● **Stated goal**: Transcribe the data that follows precisely, omitting nothing.

====== Task input ======

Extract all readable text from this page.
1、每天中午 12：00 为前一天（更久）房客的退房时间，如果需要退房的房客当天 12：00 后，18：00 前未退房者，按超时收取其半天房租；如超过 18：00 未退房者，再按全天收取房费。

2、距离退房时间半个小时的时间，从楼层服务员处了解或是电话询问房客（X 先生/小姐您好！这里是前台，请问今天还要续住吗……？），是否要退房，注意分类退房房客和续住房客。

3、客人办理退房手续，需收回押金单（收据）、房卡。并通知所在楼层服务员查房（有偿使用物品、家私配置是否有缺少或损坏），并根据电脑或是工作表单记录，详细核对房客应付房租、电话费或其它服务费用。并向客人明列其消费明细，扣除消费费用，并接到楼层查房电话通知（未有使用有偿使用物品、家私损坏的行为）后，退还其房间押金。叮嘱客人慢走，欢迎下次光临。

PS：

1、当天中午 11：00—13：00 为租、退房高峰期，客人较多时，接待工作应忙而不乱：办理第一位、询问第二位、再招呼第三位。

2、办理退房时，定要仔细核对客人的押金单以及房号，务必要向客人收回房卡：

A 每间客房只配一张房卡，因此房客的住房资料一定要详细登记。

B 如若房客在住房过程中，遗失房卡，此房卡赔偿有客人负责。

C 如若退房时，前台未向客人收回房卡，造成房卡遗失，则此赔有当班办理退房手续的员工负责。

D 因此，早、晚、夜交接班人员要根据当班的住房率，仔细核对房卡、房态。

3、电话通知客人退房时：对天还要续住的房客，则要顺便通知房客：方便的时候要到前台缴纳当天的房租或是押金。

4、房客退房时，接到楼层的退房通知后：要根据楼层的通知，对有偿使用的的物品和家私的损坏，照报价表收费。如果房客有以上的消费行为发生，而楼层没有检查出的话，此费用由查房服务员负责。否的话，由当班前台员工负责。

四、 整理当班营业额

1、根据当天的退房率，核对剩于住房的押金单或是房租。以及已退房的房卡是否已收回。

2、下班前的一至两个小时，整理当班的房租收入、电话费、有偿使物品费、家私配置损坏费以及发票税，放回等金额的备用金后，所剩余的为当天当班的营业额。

======

● **Response to this exercise**:
Extract all readable text from this page.
1、每天中午 12：00 为前一天（更久）房客的退房时间，如果需要退房的房客当天 12：00 后，18：00 前未退房者，按超时收取其半天房租；如超过 18：00 未退房者，再按全天收取房费。

2、距离退房时间半个小时的时间，从楼层服务员处了解或是电话询问房客（X 先生/小姐您好！这里是前台，请问今天还要续住吗……？），是否要退房，注意分类退房房客和续住房客。

3、客人办理退房手续，需收回押金单（收据）、房卡。并通知所在楼层服务员查房（有偿使用物品、家私配置是否有缺少或损坏），并根据电脑或是工作表单记录，详细核对房客应付房租、电话费或其它服务费用。并向客人明列其消费明细，扣除消费费用，并接到楼层查房电话通知（未有使用有偿使用物品、家私损坏的行为）后，退还其房间押金。叮嘱客人慢走，欢迎下次光临。

PS：

1、当天中午 11：00—13：00 为租、退房高峰期，客人较多时，接待工作应忙而不乱：办理第一位、询问第二位、再招呼第三位。

2、办理退房时，定要仔细核对客人的押金单以及房号，务必要向客人收回房卡：

A 每间客房只配一张房卡，因此房客的住房资料一定要详细登记。

B 如若房客在住房过程中，遗失房卡，此房卡赔偿有客人负责。

C 如若退房时，前台未向客人收回房卡，造成房卡遗失，则此赔有当班办理退房手续的员工负责。

D 因此，早、晚、夜交接班人员要根据当班的住房率，仔细核对房卡、房态。

3、电话通知客人退房时：对天还要续住的房客，则要顺便通知房客：方便的时候要到前台缴纳当天的房租或是押金。

4、房客退房时，接到楼层的退房通知后：要根据楼层的通知，对有偿使用的的物品和家私的损坏，照报价表收费。如果房客有以上的消费行为发生，而楼层没有检查出的话，此费用由查房服务员负责。否的话，由当班前台员工负责。

四、 整理当班营业额

1、根据当天的退房率，核对剩于住房的押金单或是房租。以及已退房的房卡是否已收回。

2、下班前的一至两个小时，整理当班的房租收入、电话费、有偿使物品费、家私配置损坏费以及发票税，放回等金额的备用金后，所剩余的为当天当班的营业额。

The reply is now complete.